DOC: add a few more wiki edits, and move umath docs to correct place.

4 files changed, 266 insertions, 255 deletions

diff --git a/numpy/add_newdocs.py b/numpy/add_newdocs.py
index 187180c5a..1cbf27c7d 100644
--- a/numpy/add_newdocs.py
+++ b/numpy/add_newdocs.py
@@ -4048,253 +4048,6 @@ add_newdoc('numpy.core.multiarray', 'ndarray', ('view',
 
 ##############################################################################
 #
-# umath functions
-#
-##############################################################################
-
-add_newdoc('numpy.core.umath', 'frexp',
-    """
-    Return normalized fraction and exponent of 2 of input array, element-wise.
-
-    Returns (`out1`, `out2`) from equation ``x` = out1 * 2**out2``.
-
-    Parameters
-    ----------
-    x : array_like
-        Input array.
-
-    Returns
-    -------
-    (out1, out2) : tuple of ndarrays, (float, int)
-        `out1` is a float array with values between -1 and 1.
-        `out2` is an int array which represent the exponent of 2.
-
-    See Also
-    --------
-    ldexp : Compute ``y = x1 * 2**x2``, the inverse of `frexp`.
-
-    Notes
-    -----
-    Complex dtypes are not supported, they will raise a TypeError.
-
-    Examples
-    --------
-    >>> x = np.arange(9)
-    >>> y1, y2 = np.frexp(x)
-    >>> y1
-    array([ 0.   ,  0.5  ,  0.5  ,  0.75 ,  0.5  ,  0.625,  0.75 ,  0.875,
-            0.5  ])
-    >>> y2
-    array([0, 1, 2, 2, 3, 3, 3, 3, 4])
-    >>> y1 * 2**y2
-    array([ 0.,  1.,  2.,  3.,  4.,  5.,  6.,  7.,  8.])
-
-    """)
-
-add_newdoc('numpy.core.umath', 'frompyfunc',
-    """
-    frompyfunc(func, nin, nout)
-
-    Takes an arbitrary Python function and returns a Numpy ufunc.
-
-    Can be used, for example, to add broadcasting to a built-in Python
-    function (see Examples section).
-
-    Parameters
-    ----------
-    func : Python function object
-        An arbitrary Python function.
-    nin : int
-        The number of input arguments.
-    nout : int
-        The number of objects returned by `func`.
-
-    Returns
-    -------
-    out : ufunc
-        Returns a Numpy universal function (``ufunc``) object.
-
-    Notes
-    -----
-    The returned ufunc always returns PyObject arrays.
-
-    Examples
-    --------
-    Use frompyfunc to add broadcasting to the Python function ``oct``:
-
-    >>> oct_array = np.frompyfunc(oct, 1, 1)
-    >>> oct_array(np.array((10, 30, 100)))
-    array([012, 036, 0144], dtype=object)
-    >>> np.array((oct(10), oct(30), oct(100))) # for comparison
-    array(['012', '036', '0144'],
-          dtype='|S4')
-
-    """)
-
-add_newdoc('numpy.core.umath', 'ldexp',
-    """
-    Compute y = x1 * 2**x2.
-
-    Parameters
-    ----------
-    x1 : array_like
-        The array of multipliers.
-    x2 : array_like
-        The array of exponents.
-
-    Returns
-    -------
-    y : array_like
-        The output array, the result of ``x1 * 2**x2``.

• Raw records:
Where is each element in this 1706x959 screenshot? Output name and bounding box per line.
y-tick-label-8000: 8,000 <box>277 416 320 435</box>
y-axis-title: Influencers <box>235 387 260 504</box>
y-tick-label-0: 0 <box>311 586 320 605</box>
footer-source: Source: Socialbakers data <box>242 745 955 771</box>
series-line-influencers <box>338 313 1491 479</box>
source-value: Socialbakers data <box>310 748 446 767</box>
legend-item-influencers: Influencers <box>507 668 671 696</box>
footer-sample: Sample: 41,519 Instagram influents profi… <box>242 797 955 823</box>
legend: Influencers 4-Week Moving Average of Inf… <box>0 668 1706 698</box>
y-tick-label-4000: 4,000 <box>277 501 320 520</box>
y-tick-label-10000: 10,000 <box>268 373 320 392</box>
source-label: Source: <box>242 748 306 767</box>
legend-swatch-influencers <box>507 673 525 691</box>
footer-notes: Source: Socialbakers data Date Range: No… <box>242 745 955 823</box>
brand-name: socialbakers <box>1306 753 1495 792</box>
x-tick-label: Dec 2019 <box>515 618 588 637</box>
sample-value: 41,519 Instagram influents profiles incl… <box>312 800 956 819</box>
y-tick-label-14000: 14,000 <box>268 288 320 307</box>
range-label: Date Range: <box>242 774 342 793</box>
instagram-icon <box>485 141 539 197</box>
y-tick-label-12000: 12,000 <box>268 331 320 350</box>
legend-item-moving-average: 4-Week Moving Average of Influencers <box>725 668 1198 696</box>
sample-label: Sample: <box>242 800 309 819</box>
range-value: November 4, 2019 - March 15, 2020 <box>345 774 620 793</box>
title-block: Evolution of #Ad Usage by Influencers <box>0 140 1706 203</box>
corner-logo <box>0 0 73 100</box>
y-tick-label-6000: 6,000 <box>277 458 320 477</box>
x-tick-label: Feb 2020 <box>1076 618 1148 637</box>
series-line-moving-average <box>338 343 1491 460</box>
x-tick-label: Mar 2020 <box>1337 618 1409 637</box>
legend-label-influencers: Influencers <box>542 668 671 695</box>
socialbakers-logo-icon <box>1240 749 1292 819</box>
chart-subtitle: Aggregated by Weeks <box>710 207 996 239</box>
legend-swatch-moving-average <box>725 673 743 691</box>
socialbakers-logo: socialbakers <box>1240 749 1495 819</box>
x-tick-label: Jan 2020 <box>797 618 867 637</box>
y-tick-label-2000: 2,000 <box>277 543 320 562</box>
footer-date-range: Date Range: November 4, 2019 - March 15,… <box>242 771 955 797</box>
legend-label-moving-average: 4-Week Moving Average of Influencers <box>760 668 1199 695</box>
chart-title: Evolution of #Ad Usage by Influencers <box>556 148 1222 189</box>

• Directives:
1. Format the records as a numbered list, leaving out blank lines, from the first line of the records up to and including the line with "range-value: November 4, 2019".
2. Continue the diff that moves the umath docstrings from the point where it stops.

• Answers for this exercise:
1.
1. Where is each element in this 1706x959 screenshot? Output name and bounding box per line.
2. y-tick-label-8000: 8,000 <box>277 416 320 435</box>
3. y-axis-title: Influencers <box>235 387 260 504</box>
4. y-tick-label-0: 0 <box>311 586 320 605</box>
5. footer-source: Source: Socialbakers data <box>242 745 955 771</box>
6. series-line-influencers <box>338 313 1491 479</box>
7. source-value: Socialbakers data <box>310 748 446 767</box>
8. legend-item-influencers: Influencers <box>507 668 671 696</box>
9. footer-sample: Sample: 41,519 Instagram influents profi… <box>242 797 955 823</box>
10. legend: Influencers 4-Week Moving Average of Inf… <box>0 668 1706 698</box>
11. y-tick-label-4000: 4,000 <box>277 501 320 520</box>
12. y-tick-label-10000: 10,000 <box>268 373 320 392</box>
13. source-label: Source: <box>242 748 306 767</box>
14. legend-swatch-influencers <box>507 673 525 691</box>
15. footer-notes: Source: Socialbakers data Date Range: No… <box>242 745 955 823</box>
16. brand-name: socialbakers <box>1306 753 1495 792</box>
17. x-tick-label: Dec 2019 <box>515 618 588 637</box>
18. sample-value: 41,519 Instagram influents profiles incl… <box>312 800 956 819</box>
19. y-tick-label-14000: 14,000 <box>268 288 320 307</box>
20. range-label: Date Range: <box>242 774 342 793</box>
21. instagram-icon <box>485 141 539 197</box>
22. y-tick-label-12000: 12,000 <box>268 331 320 350</box>
23. legend-item-moving-average: 4-Week Moving Average of Influencers <box>725 668 1198 696</box>
24. sample-label: Sample: <box>242 800 309 819</box>
25. range-value: November 4, 2019 - March 15, 2020 <box>345 774 620 793</box>

2.
-
-    See Also
-    --------
-    frexp : Return (y1, y2) from ``x = y1 * 2**y2``, the inverse of `ldexp`.
-
-    Notes
-    -----
-    Complex dtypes are not supported, they will raise a TypeError.
-
-    `ldexp` is useful as the inverse of `frexp`, if used by itself it is
-    more clear to simply use the expression ``x1 * 2**x2``.
-
-    Examples
-    --------
-    >>> np.ldexp(5, np.arange(4))
-    array([  5.,  10.,  20.,  40.], dtype=float32)
-
-    >>> x = np.arange(6)
-    >>> np.ldexp(*np.frexp(x))
-    array([ 0.,  1.,  2.,  3.,  4.,  5.])
-
-    """)
-
-add_newdoc('numpy.core.umath', 'geterrobj',
-    """
-    geterrobj()
-
-    Return the current object that defines floating-point error handling.
-
-    The error object contains all information that defines the error handling
-    behavior in Numpy. `geterrobj` is used internally by the other
-    functions that get and set error handling behavior (`geterr`, `seterr`,
-    `geterrcall`, `seterrcall`).
-
-    Returns
-    -------
-    errobj : list
-        The error object, a list containing three elements:
-        [internal numpy buffer size, error mask, error callback function].
-
-        The error mask is a single integer that holds the treatment information
-        on all four floating point errors. The information for each error type
-        is contained in three bits of the integer. If we print it in base 8, we
-        can see what treatment is set for "invalid", "under", "over", and
-        "divide" (in that order). The printed string can be interpreted with
-
-        * 0 : 'ignore'
-        * 1 : 'warn'
-        * 2 : 'raise'
-        * 3 : 'call'
-        * 4 : 'print'
-        * 5 : 'log'
-
-    See Also
-    --------
-    seterrobj, seterr, geterr, seterrcall, geterrcall
-    getbufsize, setbufsize
-
-    Notes
-    -----
-    For complete documentation of the types of floating-point exceptions and
-    treatment options, see `seterr`.
-
-    Examples
-    --------
-    >>> np.geterrobj()  # first get the defaults
-    [10000, 0, None]
-
-    >>> def err_handler(type, flag):
-    ...     print "Floating point error (%s), with flag %s" % (type, flag)
-    ...
-    >>> old_bufsize = np.setbufsize(20000)
-    >>> old_err = np.seterr(divide='raise')
-    >>> old_handler = np.seterrcall(err_handler)
-    >>> np.geterrobj()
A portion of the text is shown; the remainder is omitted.